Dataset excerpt
=====

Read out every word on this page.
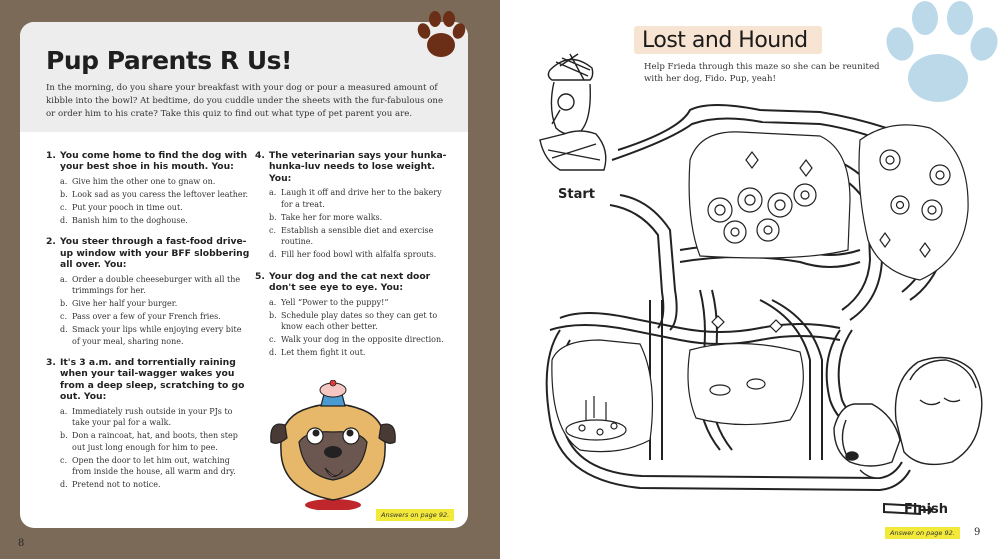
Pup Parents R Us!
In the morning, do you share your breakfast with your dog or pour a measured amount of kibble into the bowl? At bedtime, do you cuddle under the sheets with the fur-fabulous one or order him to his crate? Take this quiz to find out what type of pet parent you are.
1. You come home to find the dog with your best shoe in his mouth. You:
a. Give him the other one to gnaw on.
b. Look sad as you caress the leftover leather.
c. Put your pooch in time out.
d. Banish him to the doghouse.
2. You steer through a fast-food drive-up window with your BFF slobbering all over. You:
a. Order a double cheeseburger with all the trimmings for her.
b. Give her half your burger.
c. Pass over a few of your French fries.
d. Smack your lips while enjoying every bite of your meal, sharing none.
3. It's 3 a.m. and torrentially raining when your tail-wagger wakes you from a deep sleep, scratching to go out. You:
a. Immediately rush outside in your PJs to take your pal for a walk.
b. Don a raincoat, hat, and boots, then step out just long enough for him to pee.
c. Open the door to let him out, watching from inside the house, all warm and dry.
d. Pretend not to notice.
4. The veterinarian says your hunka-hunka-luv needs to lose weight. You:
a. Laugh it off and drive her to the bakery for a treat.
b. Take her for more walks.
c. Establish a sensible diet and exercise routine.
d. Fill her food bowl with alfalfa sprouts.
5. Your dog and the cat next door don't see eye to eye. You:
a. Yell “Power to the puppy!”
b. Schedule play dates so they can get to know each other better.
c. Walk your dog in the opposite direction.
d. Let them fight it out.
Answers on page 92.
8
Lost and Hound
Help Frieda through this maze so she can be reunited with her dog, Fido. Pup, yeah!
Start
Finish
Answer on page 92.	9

=====

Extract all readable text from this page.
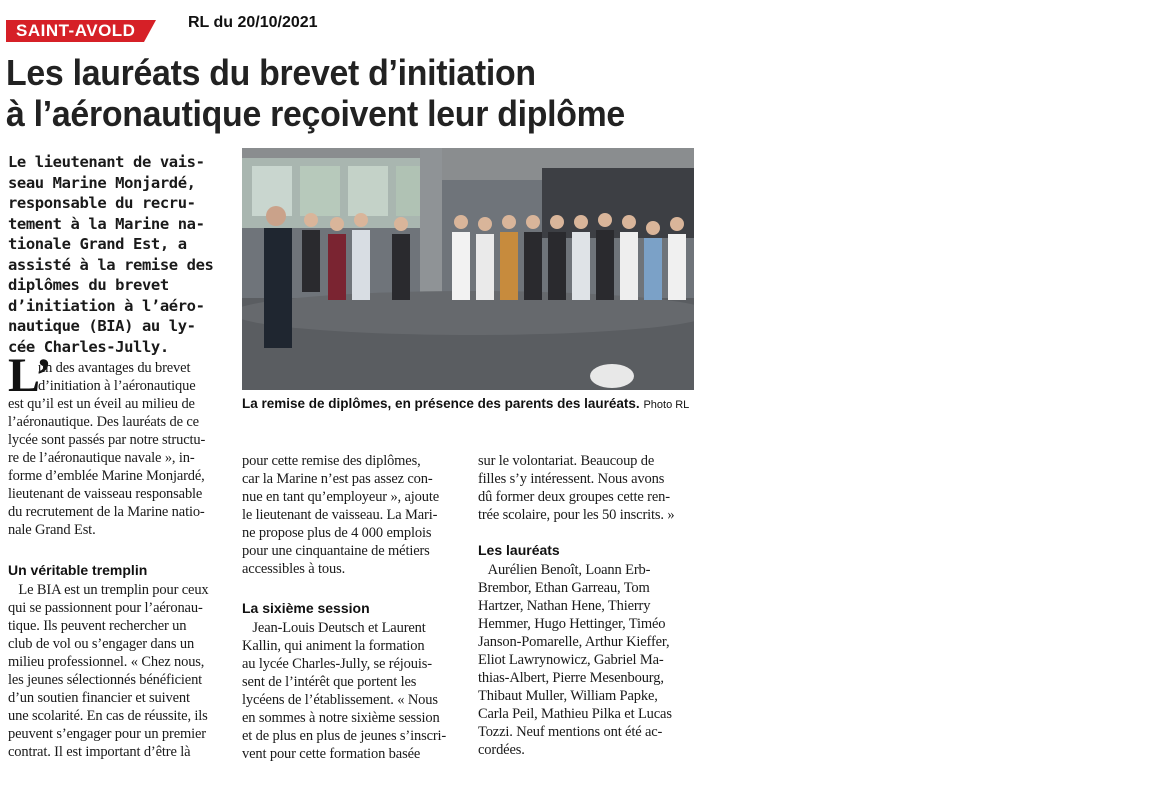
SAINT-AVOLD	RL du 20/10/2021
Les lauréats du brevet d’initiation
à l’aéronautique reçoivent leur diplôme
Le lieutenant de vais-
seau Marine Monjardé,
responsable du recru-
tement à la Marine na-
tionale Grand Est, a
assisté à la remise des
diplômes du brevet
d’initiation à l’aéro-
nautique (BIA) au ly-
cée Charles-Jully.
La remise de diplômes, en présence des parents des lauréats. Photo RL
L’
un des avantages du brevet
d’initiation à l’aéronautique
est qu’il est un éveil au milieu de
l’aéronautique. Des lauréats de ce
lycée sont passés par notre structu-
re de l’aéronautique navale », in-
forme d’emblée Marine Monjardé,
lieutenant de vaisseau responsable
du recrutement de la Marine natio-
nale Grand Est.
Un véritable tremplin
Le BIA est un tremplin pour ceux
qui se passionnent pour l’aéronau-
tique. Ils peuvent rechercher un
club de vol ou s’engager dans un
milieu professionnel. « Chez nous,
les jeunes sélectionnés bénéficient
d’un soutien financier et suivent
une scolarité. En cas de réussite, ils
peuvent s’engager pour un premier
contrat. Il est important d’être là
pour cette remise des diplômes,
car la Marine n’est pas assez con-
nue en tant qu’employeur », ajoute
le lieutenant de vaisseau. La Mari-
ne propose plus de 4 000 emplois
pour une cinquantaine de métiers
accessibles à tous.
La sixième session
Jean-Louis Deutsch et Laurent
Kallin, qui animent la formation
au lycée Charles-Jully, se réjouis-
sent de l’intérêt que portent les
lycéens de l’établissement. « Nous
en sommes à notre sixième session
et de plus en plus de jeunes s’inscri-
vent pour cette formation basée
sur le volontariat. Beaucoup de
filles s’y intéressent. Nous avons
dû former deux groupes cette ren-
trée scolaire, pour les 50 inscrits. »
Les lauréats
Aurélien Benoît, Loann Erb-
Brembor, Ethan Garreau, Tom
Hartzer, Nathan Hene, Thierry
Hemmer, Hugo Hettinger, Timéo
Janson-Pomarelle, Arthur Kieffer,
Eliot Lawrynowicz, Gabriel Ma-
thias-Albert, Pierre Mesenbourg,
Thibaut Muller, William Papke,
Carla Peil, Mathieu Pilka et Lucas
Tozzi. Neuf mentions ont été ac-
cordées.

=====

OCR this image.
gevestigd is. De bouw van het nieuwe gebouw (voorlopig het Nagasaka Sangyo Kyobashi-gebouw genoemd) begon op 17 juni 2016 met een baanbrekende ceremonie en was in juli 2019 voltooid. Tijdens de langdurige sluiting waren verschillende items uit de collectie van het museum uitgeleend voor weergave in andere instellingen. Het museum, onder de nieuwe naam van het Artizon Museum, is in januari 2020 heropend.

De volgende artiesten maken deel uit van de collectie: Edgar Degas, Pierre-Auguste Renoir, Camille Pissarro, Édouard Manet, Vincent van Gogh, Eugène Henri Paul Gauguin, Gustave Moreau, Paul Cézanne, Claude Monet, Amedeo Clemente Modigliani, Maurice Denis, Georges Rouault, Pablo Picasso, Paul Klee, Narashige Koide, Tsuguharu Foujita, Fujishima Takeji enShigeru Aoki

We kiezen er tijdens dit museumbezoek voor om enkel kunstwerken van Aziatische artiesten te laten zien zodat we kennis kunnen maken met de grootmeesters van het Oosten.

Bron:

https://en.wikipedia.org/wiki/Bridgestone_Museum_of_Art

=====

TASK PROMPT
List every line above that contains the word "lauréats".

WRITTEN RESPONSE
Les lauréats du brevet d’initiation
La remise de diplômes, en présence des parents des lauréats. Photo RL
l’aéronautique. Des lauréats de ce
Les lauréats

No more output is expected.